**Figure record extracts**.
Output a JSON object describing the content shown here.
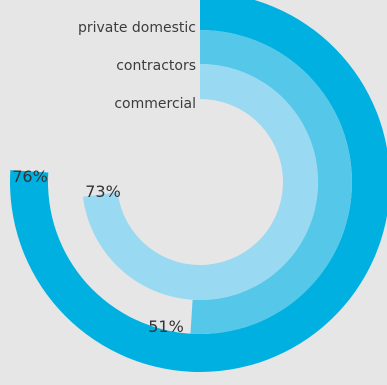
{
  "chart_data": {
    "type": "radial-bar",
    "title": "",
    "series": [
      {
        "name": "private domestic",
        "value": 76,
        "value_label": "76%",
        "color": "#00b0e0"
      },
      {
        "name": "contractors",
        "value": 51,
        "value_label": "51%",
        "color": "#55c8ea"
      },
      {
        "name": "commercial",
        "value": 73,
        "value_label": "73%",
        "color": "#9ad9f2"
      }
    ],
    "max": 100,
    "start": "top",
    "direction": "clockwise"
  }
}
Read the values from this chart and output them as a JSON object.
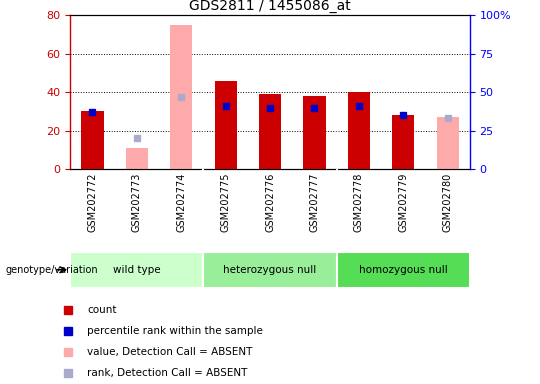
{
  "title": "GDS2811 / 1455086_at",
  "samples": [
    "GSM202772",
    "GSM202773",
    "GSM202774",
    "GSM202775",
    "GSM202776",
    "GSM202777",
    "GSM202778",
    "GSM202779",
    "GSM202780"
  ],
  "count_values": [
    30,
    null,
    null,
    46,
    39,
    38,
    40,
    28,
    null
  ],
  "percentile_rank": [
    37,
    null,
    null,
    41,
    40,
    40,
    41,
    35,
    null
  ],
  "absent_value": [
    null,
    11,
    75,
    null,
    null,
    null,
    null,
    null,
    27
  ],
  "absent_rank": [
    null,
    20,
    47,
    null,
    null,
    null,
    null,
    null,
    33
  ],
  "genotype_groups": [
    {
      "label": "wild type",
      "start": 0,
      "end": 3,
      "color": "#ccffcc"
    },
    {
      "label": "heterozygous null",
      "start": 3,
      "end": 6,
      "color": "#99ee99"
    },
    {
      "label": "homozygous null",
      "start": 6,
      "end": 9,
      "color": "#55dd55"
    }
  ],
  "left_ylim": [
    0,
    80
  ],
  "right_ylim": [
    0,
    100
  ],
  "left_yticks": [
    0,
    20,
    40,
    60,
    80
  ],
  "right_yticks": [
    0,
    25,
    50,
    75,
    100
  ],
  "right_yticklabels": [
    "0",
    "25",
    "50",
    "75",
    "100%"
  ],
  "bar_color_count": "#cc0000",
  "bar_color_absent": "#ffaaaa",
  "dot_color_present": "#0000cc",
  "dot_color_absent": "#aaaacc",
  "plot_bg": "#ffffff",
  "xtick_area_bg": "#d8d8d8",
  "grid_color": "black",
  "legend_items": [
    {
      "color": "#cc0000",
      "label": "count"
    },
    {
      "color": "#0000cc",
      "label": "percentile rank within the sample"
    },
    {
      "color": "#ffaaaa",
      "label": "value, Detection Call = ABSENT"
    },
    {
      "color": "#aaaacc",
      "label": "rank, Detection Call = ABSENT"
    }
  ],
  "bar_width": 0.5
}
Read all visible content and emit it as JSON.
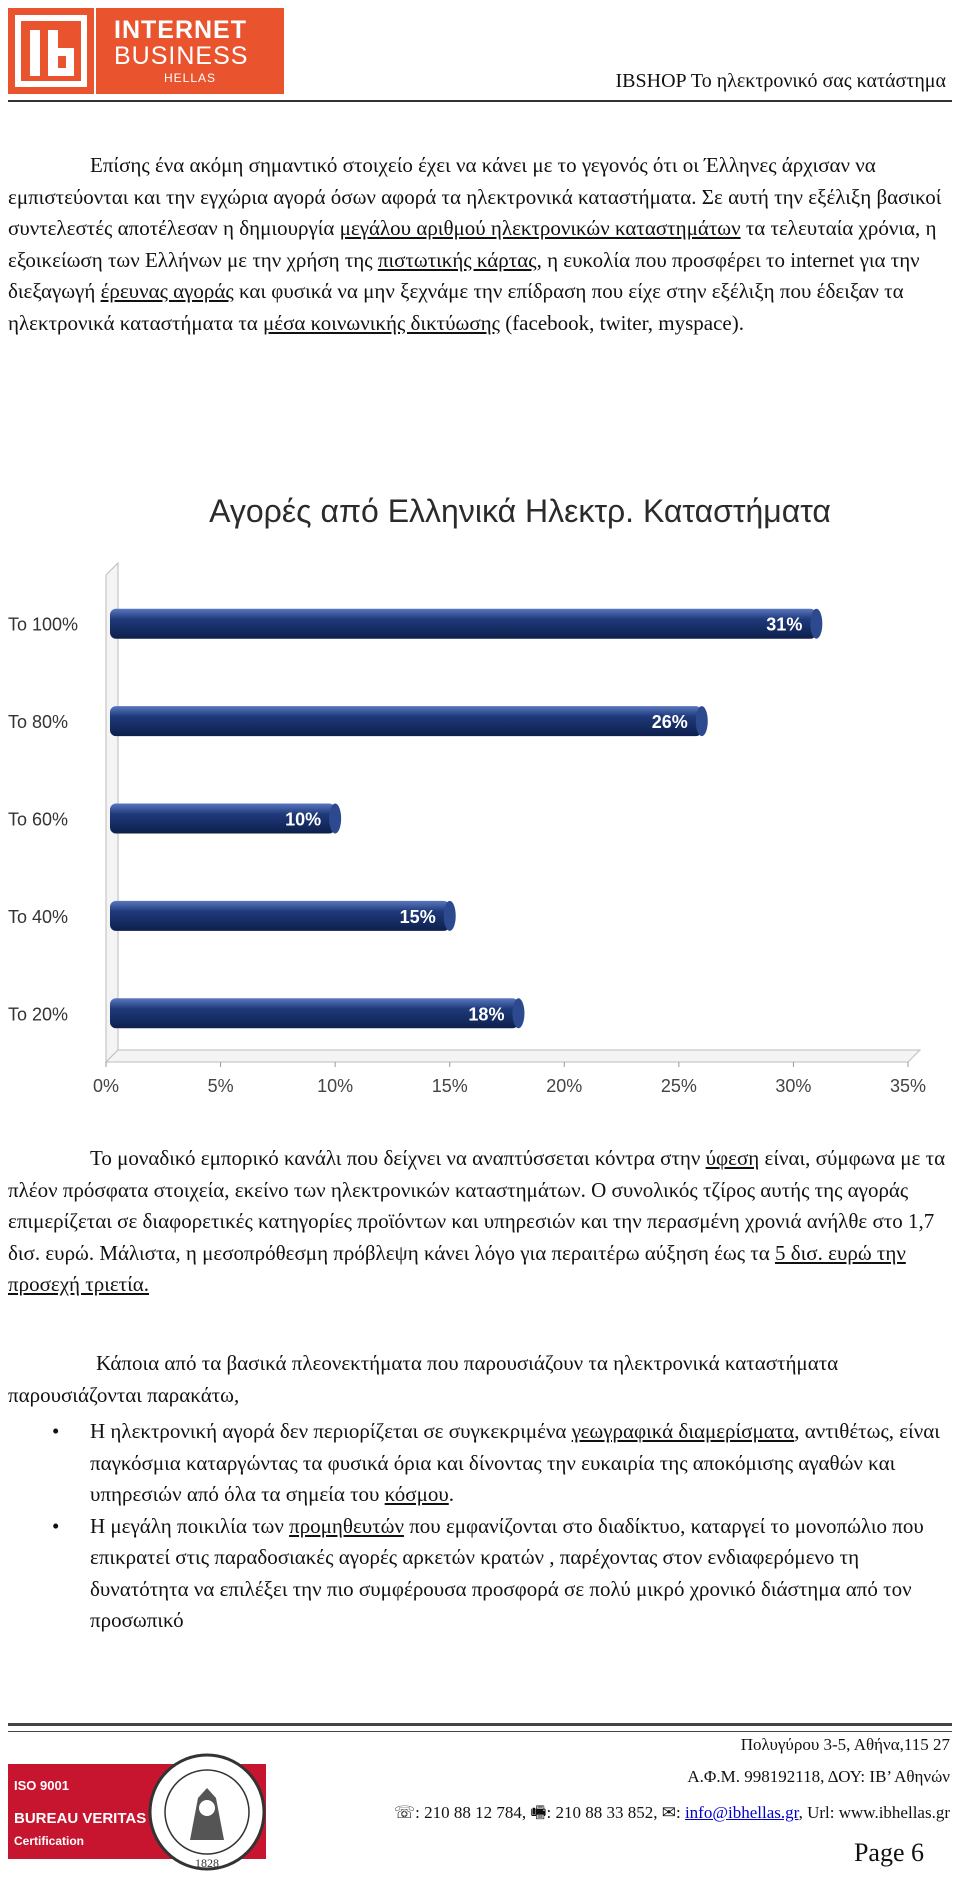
{
  "header": {
    "logo_line1": "INTERNET",
    "logo_line2": "BUSINESS",
    "logo_line3": "HELLAS",
    "title": "IBSHOP Το ηλεκτρονικό σας κατάστημα"
  },
  "para1": {
    "t1": "Επίσης ένα ακόμη σημαντικό στοιχείο έχει να κάνει με το γεγονός ότι οι Έλληνες άρχισαν να εμπιστεύονται και την εγχώρια αγορά όσων αφορά τα ηλεκτρονικά καταστήματα. Σε αυτή την εξέλιξη βασικοί συντελεστές αποτέλεσαν η δημιουργία ",
    "link1": "μεγάλου αριθμού ηλεκτρονικών καταστημάτων",
    "t2": " τα τελευταία χρόνια, η εξοικείωση των Ελλήνων με την χρήση της ",
    "link2": "πιστωτικής κάρτας",
    "t3": ", η ευκολία που προσφέρει το internet για την διεξαγωγή ",
    "link3": "έρευνας αγοράς",
    "t4": " και φυσικά να μην ξεχνάμε την επίδραση που είχε στην εξέλιξη που έδειξαν τα ηλεκτρονικά καταστήματα τα ",
    "link4": "μέσα κοινωνικής δικτύωσης",
    "t5": " (facebook, twiter, myspace)."
  },
  "chart_data": {
    "type": "bar",
    "orientation": "horizontal",
    "title": "Αγορές από Ελληνικά Ηλεκτρ. Καταστήματα",
    "categories": [
      "Το 100%",
      "Το 80%",
      "Το 60%",
      "Το 40%",
      "Το 20%"
    ],
    "values": [
      31,
      26,
      10,
      15,
      18
    ],
    "data_labels": [
      "31%",
      "26%",
      "10%",
      "15%",
      "18%"
    ],
    "x_ticks": [
      "0%",
      "5%",
      "10%",
      "15%",
      "20%",
      "25%",
      "30%",
      "35%"
    ],
    "xlim": [
      0,
      35
    ],
    "bar_color": "#1f3a7a",
    "grid": false,
    "legend": "none"
  },
  "para2": {
    "t1": "Το μοναδικό εμπορικό κανάλι που δείχνει να αναπτύσσεται κόντρα στην ",
    "link1": "ύφεση",
    "t2": " είναι, σύμφωνα με τα πλέον πρόσφατα στοιχεία, εκείνο των ηλεκτρονικών καταστημάτων. Ο συνολικός τζίρος αυτής της αγοράς επιμερίζεται σε διαφορετικές κατηγορίες προϊόντων και υπηρεσιών και την περασμένη χρονιά ανήλθε στο 1,7 δισ. ευρώ. Μάλιστα, η μεσοπρόθεσμη πρόβλεψη κάνει λόγο για περαιτέρω αύξηση έως τα ",
    "link2": "5 δισ. ευρώ την προσεχή τριετία."
  },
  "para3": "Κάποια από τα βασικά πλεονεκτήματα που παρουσιάζουν τα ηλεκτρονικά καταστήματα παρουσιάζονται παρακάτω,",
  "bullets": [
    {
      "t1": "Η ηλεκτρονική αγορά δεν περιορίζεται σε συγκεκριμένα ",
      "link1": "γεωγραφικά διαμερίσματα",
      "t2": ", αντιθέτως, είναι παγκόσμια καταργώντας τα φυσικά όρια και δίνοντας την ευκαιρία της αποκόμισης αγαθών και υπηρεσιών από όλα τα σημεία του ",
      "link2": "κόσμου",
      "t3": "."
    },
    {
      "t1": "Η μεγάλη ποικιλία των ",
      "link1": "προμηθευτών",
      "t2": " που εμφανίζονται στο διαδίκτυο, καταργεί το μονοπώλιο που επικρατεί στις παραδοσιακές αγορές αρκετών κρατών , παρέχοντας στον ενδιαφερόμενο τη δυνατότητα να επιλέξει την πιο συμφέρουσα προσφορά σε πολύ μικρό χρονικό διάστημα από τον προσωπικό",
      "link2": "",
      "t3": ""
    }
  ],
  "footer": {
    "address": "Πολυγύρου 3-5, Αθήνα,115 27",
    "tax": "Α.Φ.Μ. 998192118, ΔΟΥ: ΙΒ’ Αθηνών",
    "phone_icon": "☏",
    "phone": ": 210 88 12 784, ",
    "fax_icon": "🖷",
    "fax": ": 210 88 33 852, ",
    "mail_icon": "✉",
    "mail_prefix": ": ",
    "email": "info@ibhellas.gr",
    "url": ", Url: www.ibhellas.gr",
    "iso_line1": "ISO 9001",
    "iso_line2": "BUREAU VERITAS",
    "iso_line3": "Certification",
    "seal_year": "1828",
    "page": "Page 6"
  }
}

**EXERCISE INSTRUCTIONS**.
Return solely the number of lines in the data that include the word "φυσικά".

**SOLUTION TO THIS EXERCISE**.
2